■ **What is required**: Write out all of the entries that follow, word for word, but skip the pictures.

>> START Source data

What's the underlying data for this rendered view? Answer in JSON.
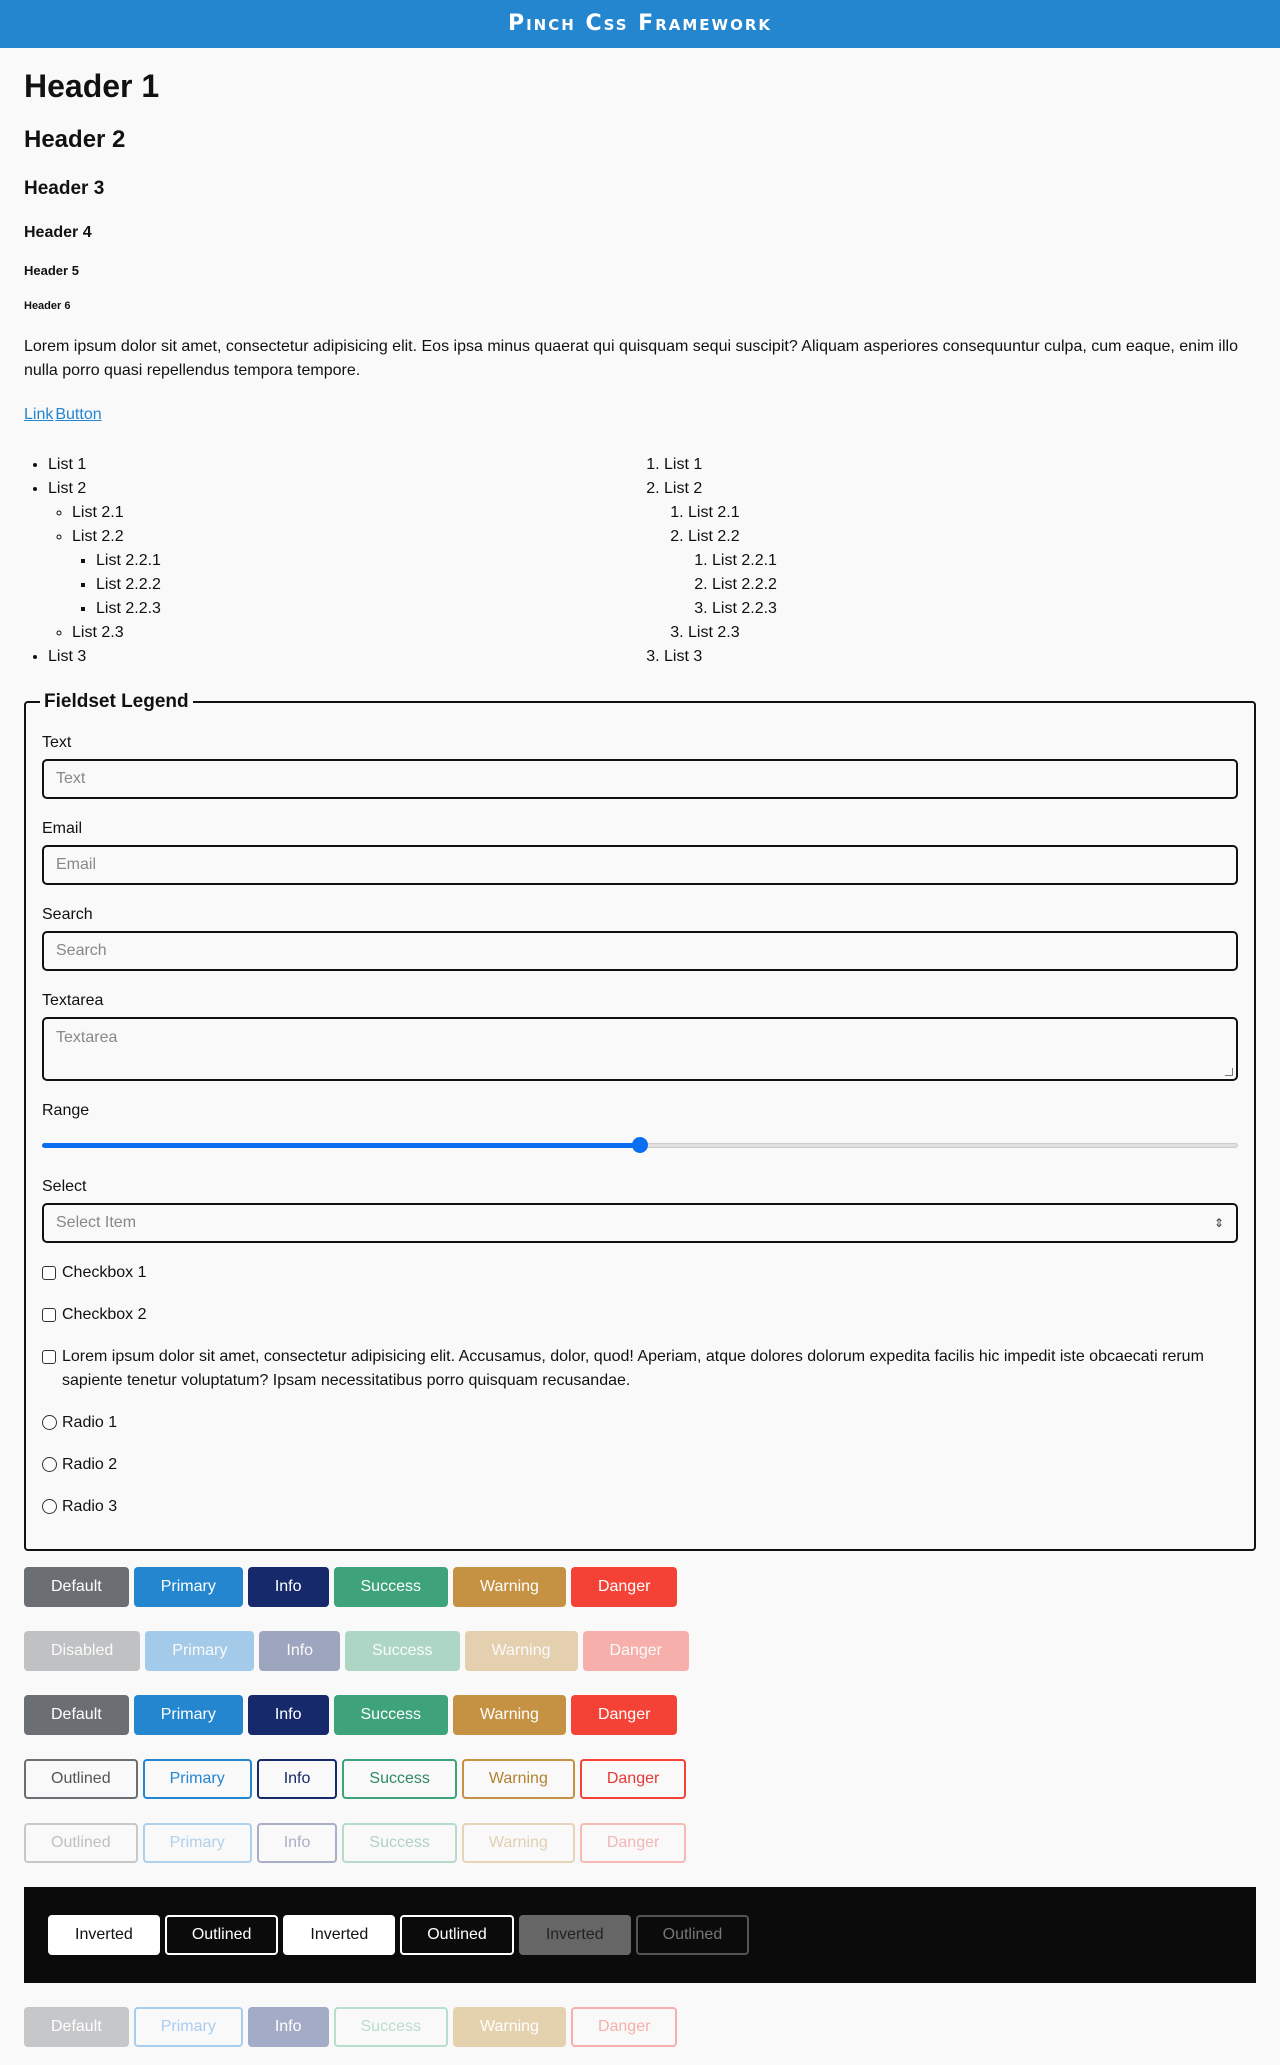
{
  "title": "Pinch Css Framework",
  "headers": {
    "h1": "Header 1",
    "h2": "Header 2",
    "h3": "Header 3",
    "h4": "Header 4",
    "h5": "Header 5",
    "h6": "Header 6"
  },
  "paragraph": "Lorem ipsum dolor sit amet, consectetur adipisicing elit. Eos ipsa minus quaerat qui quisquam sequi suscipit? Aliquam asperiores consequuntur culpa, cum eaque, enim illo nulla porro quasi repellendus tempora tempore.",
  "links": {
    "link": "Link",
    "button": "Button"
  },
  "lists": {
    "l1": "List 1",
    "l2": "List 2",
    "l21": "List 2.1",
    "l22": "List 2.2",
    "l221": "List 2.2.1",
    "l222": "List 2.2.2",
    "l223": "List 2.2.3",
    "l23": "List 2.3",
    "l3": "List 3"
  },
  "fieldset": {
    "legend": "Fieldset Legend",
    "text_label": "Text",
    "text_placeholder": "Text",
    "email_label": "Email",
    "email_placeholder": "Email",
    "search_label": "Search",
    "search_placeholder": "Search",
    "textarea_label": "Textarea",
    "textarea_placeholder": "Textarea",
    "range_label": "Range",
    "range_value": 0.5,
    "select_label": "Select",
    "select_value": "Select Item",
    "checkbox1": "Checkbox 1",
    "checkbox2": "Checkbox 2",
    "checkbox3": "Lorem ipsum dolor sit amet, consectetur adipisicing elit. Accusamus, dolor, quod! Aperiam, atque dolores dolorum expedita facilis hic impedit iste obcaecati rerum sapiente tenetur voluptatum? Ipsam necessitatibus porro quisquam recusandae.",
    "radio1": "Radio 1",
    "radio2": "Radio 2",
    "radio3": "Radio 3"
  },
  "buttons": {
    "default": "Default",
    "disabled": "Disabled",
    "primary": "Primary",
    "info": "Info",
    "success": "Success",
    "warning": "Warning",
    "danger": "Danger",
    "outlined": "Outlined",
    "inverted": "Inverted"
  },
  "colors": {
    "brand": "#2586d0",
    "default": "#6b6e73",
    "info": "#16296a",
    "success": "#3ea37a",
    "warning": "#c59243",
    "danger": "#f44336",
    "range": "#0b6ef0"
  }
}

>> END Source data

■ **Reply**:
What's the underlying data for this rendered view? Answer in JSON.
{
  "title": "Pinch Css Framework",
  "headers": {
    "h1": "Header 1",
    "h2": "Header 2",
    "h3": "Header 3",
    "h4": "Header 4",
    "h5": "Header 5",
    "h6": "Header 6"
  },
  "paragraph": "Lorem ipsum dolor sit amet, consectetur adipisicing elit. Eos ipsa minus quaerat qui quisquam sequi suscipit? Aliquam asperiores consequuntur culpa, cum eaque, enim illo nulla porro quasi repellendus tempora tempore.",
  "links": {
    "link": "Link",
    "button": "Button"
  },
  "lists": {
    "l1": "List 1",
    "l2": "List 2",
    "l21": "List 2.1",
    "l22": "List 2.2",
    "l221": "List 2.2.1",
    "l222": "List 2.2.2",
    "l223": "List 2.2.3",
    "l23": "List 2.3",
    "l3": "List 3"
  },
  "fieldset": {
    "legend": "Fieldset Legend",
    "text_label": "Text",
    "text_placeholder": "Text",
    "email_label": "Email",
    "email_placeholder": "Email",
    "search_label": "Search",
    "search_placeholder": "Search",
    "textarea_label": "Textarea",
    "textarea_placeholder": "Textarea",
    "range_label": "Range",
    "range_value": 0.5,
    "select_label": "Select",
    "select_value": "Select Item",
    "checkbox1": "Checkbox 1",
    "checkbox2": "Checkbox 2",
    "checkbox3": "Lorem ipsum dolor sit amet, consectetur adipisicing elit. Accusamus, dolor, quod! Aperiam, atque dolores dolorum expedita facilis hic impedit iste obcaecati rerum sapiente tenetur voluptatum? Ipsam necessitatibus porro quisquam recusandae.",
    "radio1": "Radio 1",
    "radio2": "Radio 2",
    "radio3": "Radio 3"
  },
  "buttons": {
    "default": "Default",
    "disabled": "Disabled",
    "primary": "Primary",
    "info": "Info",
    "success": "Success",
    "warning": "Warning",
    "danger": "Danger",
    "outlined": "Outlined",
    "inverted": "Inverted"
  },
  "colors": {
    "brand": "#2586d0",
    "default": "#6b6e73",
    "info": "#16296a",
    "success": "#3ea37a",
    "warning": "#c59243",
    "danger": "#f44336",
    "range": "#0b6ef0"
  }
}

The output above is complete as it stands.